● Data for this task
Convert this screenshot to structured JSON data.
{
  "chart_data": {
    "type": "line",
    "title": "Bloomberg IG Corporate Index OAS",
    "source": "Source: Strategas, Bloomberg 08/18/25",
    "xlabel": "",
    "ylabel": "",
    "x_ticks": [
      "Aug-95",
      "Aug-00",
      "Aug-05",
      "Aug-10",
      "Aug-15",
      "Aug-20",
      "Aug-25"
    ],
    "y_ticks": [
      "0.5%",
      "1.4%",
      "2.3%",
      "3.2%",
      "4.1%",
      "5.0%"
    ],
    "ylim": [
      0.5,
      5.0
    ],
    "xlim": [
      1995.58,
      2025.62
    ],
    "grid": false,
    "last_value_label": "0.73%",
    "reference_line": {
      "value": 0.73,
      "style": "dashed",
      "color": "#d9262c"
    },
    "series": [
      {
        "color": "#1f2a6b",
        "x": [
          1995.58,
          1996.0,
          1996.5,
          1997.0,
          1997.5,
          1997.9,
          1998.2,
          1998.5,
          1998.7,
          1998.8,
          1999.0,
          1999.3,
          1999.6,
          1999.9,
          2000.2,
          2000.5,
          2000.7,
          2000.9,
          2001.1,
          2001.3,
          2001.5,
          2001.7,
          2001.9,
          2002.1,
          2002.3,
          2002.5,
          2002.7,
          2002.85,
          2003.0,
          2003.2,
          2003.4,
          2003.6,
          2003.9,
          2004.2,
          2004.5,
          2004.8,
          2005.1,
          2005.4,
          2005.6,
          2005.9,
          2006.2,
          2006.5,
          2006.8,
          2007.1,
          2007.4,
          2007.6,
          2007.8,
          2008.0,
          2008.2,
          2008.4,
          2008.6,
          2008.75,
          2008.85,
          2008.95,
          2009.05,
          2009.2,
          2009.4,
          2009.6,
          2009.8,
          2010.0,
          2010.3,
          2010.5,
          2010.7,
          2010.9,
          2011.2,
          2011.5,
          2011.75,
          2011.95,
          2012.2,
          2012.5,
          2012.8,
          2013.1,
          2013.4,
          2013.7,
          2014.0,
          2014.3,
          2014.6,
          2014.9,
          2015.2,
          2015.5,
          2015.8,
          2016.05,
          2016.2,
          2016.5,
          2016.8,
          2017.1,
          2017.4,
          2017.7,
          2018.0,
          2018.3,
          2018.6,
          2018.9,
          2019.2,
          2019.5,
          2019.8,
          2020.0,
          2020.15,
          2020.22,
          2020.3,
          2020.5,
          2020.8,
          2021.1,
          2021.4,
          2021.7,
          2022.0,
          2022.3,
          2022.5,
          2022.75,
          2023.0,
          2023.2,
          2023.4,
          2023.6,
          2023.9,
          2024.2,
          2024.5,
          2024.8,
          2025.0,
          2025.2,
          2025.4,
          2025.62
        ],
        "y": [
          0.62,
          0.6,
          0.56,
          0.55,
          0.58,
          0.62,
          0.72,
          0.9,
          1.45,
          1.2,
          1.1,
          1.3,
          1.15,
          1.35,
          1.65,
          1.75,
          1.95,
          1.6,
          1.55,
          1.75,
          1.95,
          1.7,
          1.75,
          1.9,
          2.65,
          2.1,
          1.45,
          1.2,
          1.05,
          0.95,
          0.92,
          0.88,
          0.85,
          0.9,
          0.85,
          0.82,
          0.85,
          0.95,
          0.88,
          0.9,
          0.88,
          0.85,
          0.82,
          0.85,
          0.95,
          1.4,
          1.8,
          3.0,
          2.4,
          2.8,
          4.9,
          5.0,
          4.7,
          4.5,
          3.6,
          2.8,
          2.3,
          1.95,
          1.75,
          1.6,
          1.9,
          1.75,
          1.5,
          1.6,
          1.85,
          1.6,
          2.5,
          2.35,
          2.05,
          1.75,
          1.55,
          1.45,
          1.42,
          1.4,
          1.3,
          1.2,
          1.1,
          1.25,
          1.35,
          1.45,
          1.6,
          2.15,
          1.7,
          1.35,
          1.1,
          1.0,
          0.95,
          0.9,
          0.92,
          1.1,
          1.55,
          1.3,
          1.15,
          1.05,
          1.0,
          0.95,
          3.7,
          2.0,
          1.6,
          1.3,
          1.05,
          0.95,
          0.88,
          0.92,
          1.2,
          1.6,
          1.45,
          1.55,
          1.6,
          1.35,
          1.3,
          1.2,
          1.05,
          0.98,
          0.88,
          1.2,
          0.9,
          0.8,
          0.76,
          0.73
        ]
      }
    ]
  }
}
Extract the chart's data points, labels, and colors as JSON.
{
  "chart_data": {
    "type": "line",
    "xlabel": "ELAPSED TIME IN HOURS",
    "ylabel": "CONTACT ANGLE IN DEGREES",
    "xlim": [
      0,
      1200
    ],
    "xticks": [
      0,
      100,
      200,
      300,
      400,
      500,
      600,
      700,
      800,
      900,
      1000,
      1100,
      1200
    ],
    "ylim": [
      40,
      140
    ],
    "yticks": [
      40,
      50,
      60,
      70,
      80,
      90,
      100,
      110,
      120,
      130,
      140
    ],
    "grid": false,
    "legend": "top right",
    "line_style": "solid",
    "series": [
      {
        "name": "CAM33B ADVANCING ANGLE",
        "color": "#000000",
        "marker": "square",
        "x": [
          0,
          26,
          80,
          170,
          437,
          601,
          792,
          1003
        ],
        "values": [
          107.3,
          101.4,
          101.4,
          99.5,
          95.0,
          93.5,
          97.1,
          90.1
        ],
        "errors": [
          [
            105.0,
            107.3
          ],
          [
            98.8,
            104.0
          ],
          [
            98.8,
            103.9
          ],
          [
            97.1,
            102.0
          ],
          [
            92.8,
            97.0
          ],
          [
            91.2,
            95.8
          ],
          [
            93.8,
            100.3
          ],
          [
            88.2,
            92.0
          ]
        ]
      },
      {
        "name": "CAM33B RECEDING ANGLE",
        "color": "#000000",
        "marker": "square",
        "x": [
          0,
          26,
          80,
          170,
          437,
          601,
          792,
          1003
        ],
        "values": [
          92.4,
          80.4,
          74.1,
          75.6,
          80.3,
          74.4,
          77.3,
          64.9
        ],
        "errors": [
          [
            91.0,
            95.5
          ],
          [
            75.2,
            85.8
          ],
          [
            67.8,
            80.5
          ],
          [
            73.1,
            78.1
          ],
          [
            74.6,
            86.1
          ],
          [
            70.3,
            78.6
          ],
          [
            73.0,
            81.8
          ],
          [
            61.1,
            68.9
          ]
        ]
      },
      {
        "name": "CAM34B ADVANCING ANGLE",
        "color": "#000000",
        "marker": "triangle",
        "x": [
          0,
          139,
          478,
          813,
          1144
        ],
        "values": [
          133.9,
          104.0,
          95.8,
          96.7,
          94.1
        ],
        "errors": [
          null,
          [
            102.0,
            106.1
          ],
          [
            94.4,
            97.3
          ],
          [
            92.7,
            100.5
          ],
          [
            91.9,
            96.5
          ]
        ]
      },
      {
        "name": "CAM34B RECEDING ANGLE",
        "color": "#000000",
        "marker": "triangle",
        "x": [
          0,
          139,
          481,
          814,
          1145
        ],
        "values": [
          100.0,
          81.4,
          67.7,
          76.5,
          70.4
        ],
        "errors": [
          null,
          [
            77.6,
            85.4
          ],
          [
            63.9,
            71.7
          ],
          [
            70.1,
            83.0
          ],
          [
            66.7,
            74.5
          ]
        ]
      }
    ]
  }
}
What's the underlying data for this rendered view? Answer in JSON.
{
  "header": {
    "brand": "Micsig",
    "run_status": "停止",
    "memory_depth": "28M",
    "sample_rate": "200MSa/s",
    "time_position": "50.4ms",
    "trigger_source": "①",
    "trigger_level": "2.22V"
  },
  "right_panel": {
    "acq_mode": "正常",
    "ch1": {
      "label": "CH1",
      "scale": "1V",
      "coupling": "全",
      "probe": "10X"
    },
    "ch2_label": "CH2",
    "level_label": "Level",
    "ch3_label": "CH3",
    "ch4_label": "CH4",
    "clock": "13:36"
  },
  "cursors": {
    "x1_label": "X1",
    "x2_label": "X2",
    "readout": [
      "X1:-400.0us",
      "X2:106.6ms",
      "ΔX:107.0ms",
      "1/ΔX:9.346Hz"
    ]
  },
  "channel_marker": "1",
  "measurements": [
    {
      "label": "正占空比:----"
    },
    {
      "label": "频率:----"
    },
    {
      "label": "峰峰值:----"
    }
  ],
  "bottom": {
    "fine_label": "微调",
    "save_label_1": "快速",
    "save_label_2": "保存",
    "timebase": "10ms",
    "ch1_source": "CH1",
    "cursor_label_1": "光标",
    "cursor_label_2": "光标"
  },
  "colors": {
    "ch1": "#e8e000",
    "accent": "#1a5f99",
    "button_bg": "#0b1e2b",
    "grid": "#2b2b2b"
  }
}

● Aim of the exercise
Pick out, from the lines above, every one that contains the string "name".

● Response to this exercise
        "name": "CAM33B ADVANCING ANGLE",
        "name": "CAM33B RECEDING ANGLE",
        "name": "CAM34B ADVANCING ANGLE",
        "name": "CAM34B RECEDING ANGLE",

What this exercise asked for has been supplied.